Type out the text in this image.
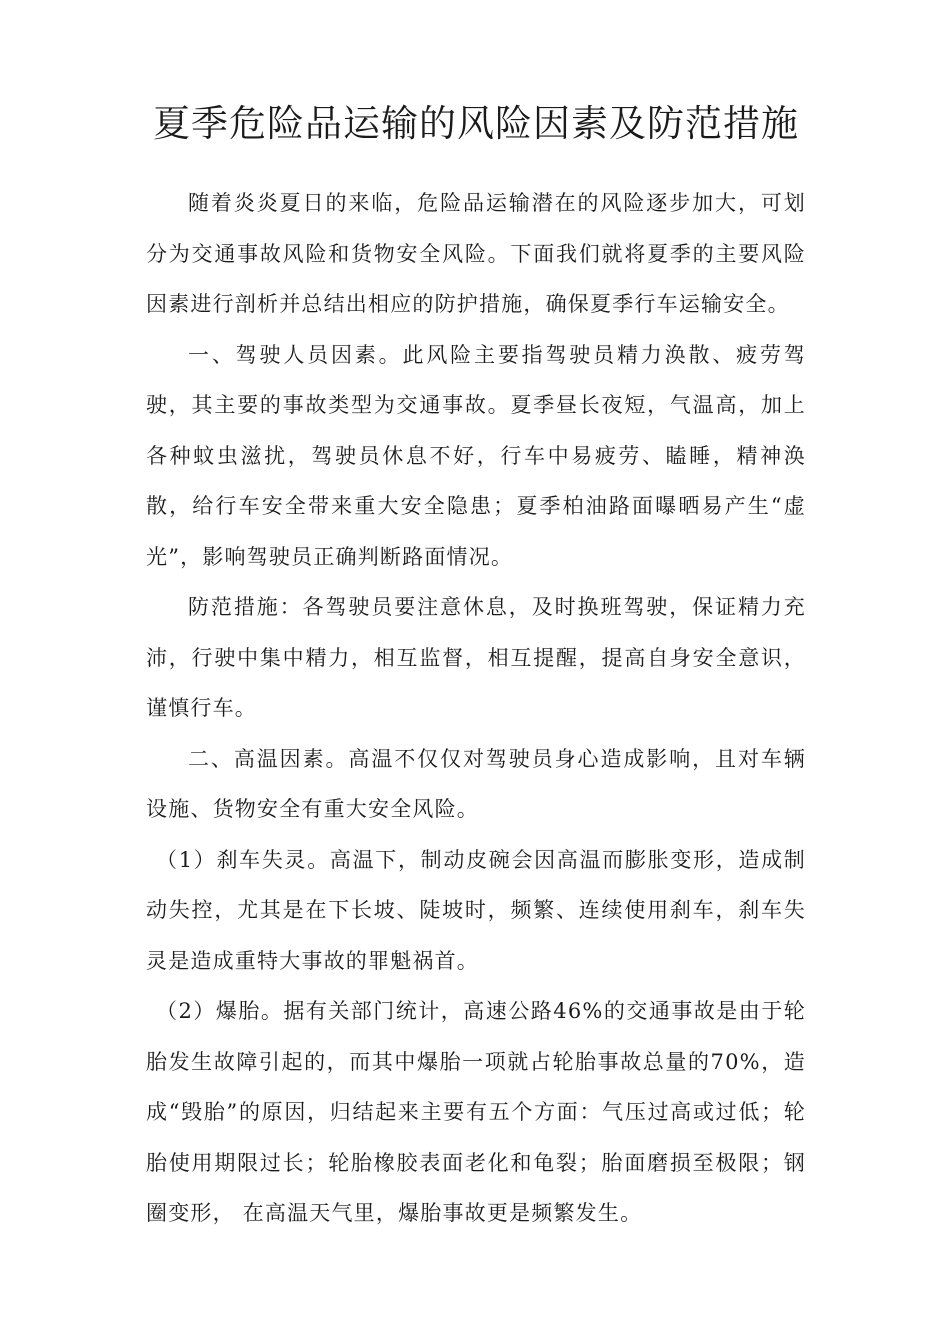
夏季危险品运输的风险因素及防范措施

随着炎炎夏日的来临，危险品运输潜在的风险逐步加大，可划分为交通事故风险和货物安全风险。下面我们就将夏季的主要风险因素进行剖析并总结出相应的防护措施，确保夏季行车运输安全。

一、驾驶人员因素。此风险主要指驾驶员精力涣散、疲劳驾驶，其主要的事故类型为交通事故。夏季昼长夜短，气温高，加上各种蚊虫滋扰，驾驶员休息不好，行车中易疲劳、瞌睡，精神涣散，给行车安全带来重大安全隐患；夏季柏油路面曝晒易产生“虚光”，影响驾驶员正确判断路面情况。

防范措施：各驾驶员要注意休息，及时换班驾驶，保证精力充沛，行驶中集中精力，相互监督，相互提醒，提高自身安全意识，谨慎行车。

二、高温因素。高温不仅仅对驾驶员身心造成影响，且对车辆设施、货物安全有重大安全风险。

（1）刹车失灵。高温下，制动皮碗会因高温而膨胀变形，造成制动失控，尤其是在下长坡、陡坡时，频繁、连续使用刹车，刹车失灵是造成重特大事故的罪魁祸首。

（2）爆胎。据有关部门统计，高速公路46%的交通事故是由于轮胎发生故障引起的，而其中爆胎一项就占轮胎事故总量的70%，造成“毁胎”的原因，归结起来主要有五个方面：气压过高或过低；轮胎使用期限过长；轮胎橡胶表面老化和龟裂；胎面磨损至极限；钢圈变形， 在高温天气里，爆胎事故更是频繁发生。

▸ **Task to complete**
Make an exact copy of all the material, but keep the pictures out of it.

▸ **Response to the exercise**
Type out the text in this image.
夏季危险品运输的风险因素及防范措施

随着炎炎夏日的来临，危险品运输潜在的风险逐步加大，可划分为交通事故风险和货物安全风险。下面我们就将夏季的主要风险因素进行剖析并总结出相应的防护措施，确保夏季行车运输安全。

一、驾驶人员因素。此风险主要指驾驶员精力涣散、疲劳驾驶，其主要的事故类型为交通事故。夏季昼长夜短，气温高，加上各种蚊虫滋扰，驾驶员休息不好，行车中易疲劳、瞌睡，精神涣散，给行车安全带来重大安全隐患；夏季柏油路面曝晒易产生“虚光”，影响驾驶员正确判断路面情况。

防范措施：各驾驶员要注意休息，及时换班驾驶，保证精力充沛，行驶中集中精力，相互监督，相互提醒，提高自身安全意识，谨慎行车。

二、高温因素。高温不仅仅对驾驶员身心造成影响，且对车辆设施、货物安全有重大安全风险。

（1）刹车失灵。高温下，制动皮碗会因高温而膨胀变形，造成制动失控，尤其是在下长坡、陡坡时，频繁、连续使用刹车，刹车失灵是造成重特大事故的罪魁祸首。

（2）爆胎。据有关部门统计，高速公路46%的交通事故是由于轮胎发生故障引起的，而其中爆胎一项就占轮胎事故总量的70%，造成“毁胎”的原因，归结起来主要有五个方面：气压过高或过低；轮胎使用期限过长；轮胎橡胶表面老化和龟裂；胎面磨损至极限；钢圈变形， 在高温天气里，爆胎事故更是频繁发生。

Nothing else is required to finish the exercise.